--- Start Recorded information ---

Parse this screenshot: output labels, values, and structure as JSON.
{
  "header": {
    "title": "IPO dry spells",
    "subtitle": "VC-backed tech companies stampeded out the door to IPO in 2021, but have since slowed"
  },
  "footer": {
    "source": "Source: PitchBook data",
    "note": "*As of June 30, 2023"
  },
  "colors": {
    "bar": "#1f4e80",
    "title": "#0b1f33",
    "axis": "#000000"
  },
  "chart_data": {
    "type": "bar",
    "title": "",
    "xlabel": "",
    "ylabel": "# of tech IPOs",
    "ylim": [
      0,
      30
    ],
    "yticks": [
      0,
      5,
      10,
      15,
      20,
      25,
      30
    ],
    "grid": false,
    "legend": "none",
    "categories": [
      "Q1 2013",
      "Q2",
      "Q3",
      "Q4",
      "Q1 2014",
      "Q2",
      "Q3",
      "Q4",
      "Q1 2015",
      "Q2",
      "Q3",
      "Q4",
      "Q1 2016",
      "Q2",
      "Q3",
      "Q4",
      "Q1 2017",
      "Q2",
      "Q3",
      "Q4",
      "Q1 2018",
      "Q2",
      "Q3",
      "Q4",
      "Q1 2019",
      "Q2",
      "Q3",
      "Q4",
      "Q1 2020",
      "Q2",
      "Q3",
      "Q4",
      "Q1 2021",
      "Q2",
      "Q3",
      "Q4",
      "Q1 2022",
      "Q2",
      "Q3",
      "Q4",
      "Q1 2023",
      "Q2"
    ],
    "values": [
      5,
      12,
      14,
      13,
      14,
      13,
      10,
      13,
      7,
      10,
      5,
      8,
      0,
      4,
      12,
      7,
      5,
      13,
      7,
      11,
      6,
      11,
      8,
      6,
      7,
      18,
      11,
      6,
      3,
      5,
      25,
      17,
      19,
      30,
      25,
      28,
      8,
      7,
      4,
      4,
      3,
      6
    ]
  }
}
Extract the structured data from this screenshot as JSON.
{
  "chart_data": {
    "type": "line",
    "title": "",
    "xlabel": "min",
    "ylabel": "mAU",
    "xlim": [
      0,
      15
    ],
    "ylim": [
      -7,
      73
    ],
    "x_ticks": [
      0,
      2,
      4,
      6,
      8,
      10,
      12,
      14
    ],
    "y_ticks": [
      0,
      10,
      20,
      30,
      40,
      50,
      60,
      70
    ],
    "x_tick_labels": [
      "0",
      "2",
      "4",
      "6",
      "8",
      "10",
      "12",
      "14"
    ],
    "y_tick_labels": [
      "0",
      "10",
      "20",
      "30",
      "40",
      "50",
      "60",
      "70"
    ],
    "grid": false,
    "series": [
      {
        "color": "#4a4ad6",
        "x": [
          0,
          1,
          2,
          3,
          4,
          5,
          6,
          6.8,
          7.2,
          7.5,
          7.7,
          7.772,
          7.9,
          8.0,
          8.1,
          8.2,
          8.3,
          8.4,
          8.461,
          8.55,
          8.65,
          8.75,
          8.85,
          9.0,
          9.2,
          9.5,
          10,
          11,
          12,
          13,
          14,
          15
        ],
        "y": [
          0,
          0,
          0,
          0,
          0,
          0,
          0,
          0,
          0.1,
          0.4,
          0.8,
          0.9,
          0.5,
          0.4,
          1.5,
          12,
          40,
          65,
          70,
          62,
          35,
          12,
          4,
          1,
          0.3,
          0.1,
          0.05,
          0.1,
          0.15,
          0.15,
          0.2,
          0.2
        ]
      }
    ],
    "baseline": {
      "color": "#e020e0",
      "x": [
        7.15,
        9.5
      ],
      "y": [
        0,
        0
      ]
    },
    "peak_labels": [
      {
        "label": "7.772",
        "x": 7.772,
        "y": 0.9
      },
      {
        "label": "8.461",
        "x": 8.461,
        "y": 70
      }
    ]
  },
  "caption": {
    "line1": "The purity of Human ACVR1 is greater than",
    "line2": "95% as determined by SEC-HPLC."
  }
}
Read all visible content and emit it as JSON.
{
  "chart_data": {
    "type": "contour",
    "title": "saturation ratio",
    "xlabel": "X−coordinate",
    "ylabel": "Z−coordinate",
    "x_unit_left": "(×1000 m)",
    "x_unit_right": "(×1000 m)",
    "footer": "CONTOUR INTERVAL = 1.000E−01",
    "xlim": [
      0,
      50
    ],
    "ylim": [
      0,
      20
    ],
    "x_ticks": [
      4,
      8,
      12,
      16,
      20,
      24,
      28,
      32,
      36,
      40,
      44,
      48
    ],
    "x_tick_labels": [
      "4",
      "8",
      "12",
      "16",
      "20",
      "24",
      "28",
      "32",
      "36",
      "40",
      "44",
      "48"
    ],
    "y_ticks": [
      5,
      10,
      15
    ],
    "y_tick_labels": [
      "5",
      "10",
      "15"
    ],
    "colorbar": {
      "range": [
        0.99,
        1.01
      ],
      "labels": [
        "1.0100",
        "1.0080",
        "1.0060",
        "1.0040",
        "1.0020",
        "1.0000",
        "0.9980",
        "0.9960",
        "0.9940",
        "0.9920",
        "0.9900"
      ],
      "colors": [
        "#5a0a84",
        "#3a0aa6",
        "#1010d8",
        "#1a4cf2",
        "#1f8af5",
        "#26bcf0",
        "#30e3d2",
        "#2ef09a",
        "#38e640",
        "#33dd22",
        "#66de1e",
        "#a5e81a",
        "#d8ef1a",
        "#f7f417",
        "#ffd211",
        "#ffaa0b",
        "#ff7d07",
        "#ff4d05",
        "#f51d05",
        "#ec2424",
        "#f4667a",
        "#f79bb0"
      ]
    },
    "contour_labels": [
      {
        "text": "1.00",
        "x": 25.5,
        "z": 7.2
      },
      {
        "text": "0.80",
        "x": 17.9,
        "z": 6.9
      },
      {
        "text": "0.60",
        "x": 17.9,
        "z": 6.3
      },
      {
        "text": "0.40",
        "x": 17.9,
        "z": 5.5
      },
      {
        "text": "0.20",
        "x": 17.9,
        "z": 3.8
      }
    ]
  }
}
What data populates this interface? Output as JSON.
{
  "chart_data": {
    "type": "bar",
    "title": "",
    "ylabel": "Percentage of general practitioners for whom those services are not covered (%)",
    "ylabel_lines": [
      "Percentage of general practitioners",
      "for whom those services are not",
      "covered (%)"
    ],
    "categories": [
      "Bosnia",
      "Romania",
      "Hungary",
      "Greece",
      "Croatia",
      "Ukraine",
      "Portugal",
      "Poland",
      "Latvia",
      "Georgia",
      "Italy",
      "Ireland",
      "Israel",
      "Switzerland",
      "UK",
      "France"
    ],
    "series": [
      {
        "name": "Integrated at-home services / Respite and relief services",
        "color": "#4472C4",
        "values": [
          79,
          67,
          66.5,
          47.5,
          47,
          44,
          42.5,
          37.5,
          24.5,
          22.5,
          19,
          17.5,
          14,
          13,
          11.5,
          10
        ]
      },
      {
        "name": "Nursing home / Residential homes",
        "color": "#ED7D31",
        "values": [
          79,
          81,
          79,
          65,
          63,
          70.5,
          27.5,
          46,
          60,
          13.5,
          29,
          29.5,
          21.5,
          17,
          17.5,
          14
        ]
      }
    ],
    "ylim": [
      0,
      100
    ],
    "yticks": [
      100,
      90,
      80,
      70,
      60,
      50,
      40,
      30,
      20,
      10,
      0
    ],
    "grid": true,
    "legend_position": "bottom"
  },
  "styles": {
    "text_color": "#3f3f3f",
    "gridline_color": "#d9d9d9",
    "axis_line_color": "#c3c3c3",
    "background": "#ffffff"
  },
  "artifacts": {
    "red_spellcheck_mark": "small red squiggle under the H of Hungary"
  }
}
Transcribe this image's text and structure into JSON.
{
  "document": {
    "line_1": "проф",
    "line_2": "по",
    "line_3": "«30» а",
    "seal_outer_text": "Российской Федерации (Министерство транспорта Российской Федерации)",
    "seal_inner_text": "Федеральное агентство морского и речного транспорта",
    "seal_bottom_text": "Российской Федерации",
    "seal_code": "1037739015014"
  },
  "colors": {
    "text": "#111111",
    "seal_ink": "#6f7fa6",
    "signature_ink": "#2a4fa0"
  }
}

--- End Recorded information ---

Copy all lines from the material that contain "practitioners".

    "ylabel": "Percentage of general practitioners for whom those services are not covered (%)",
      "Percentage of general practitioners",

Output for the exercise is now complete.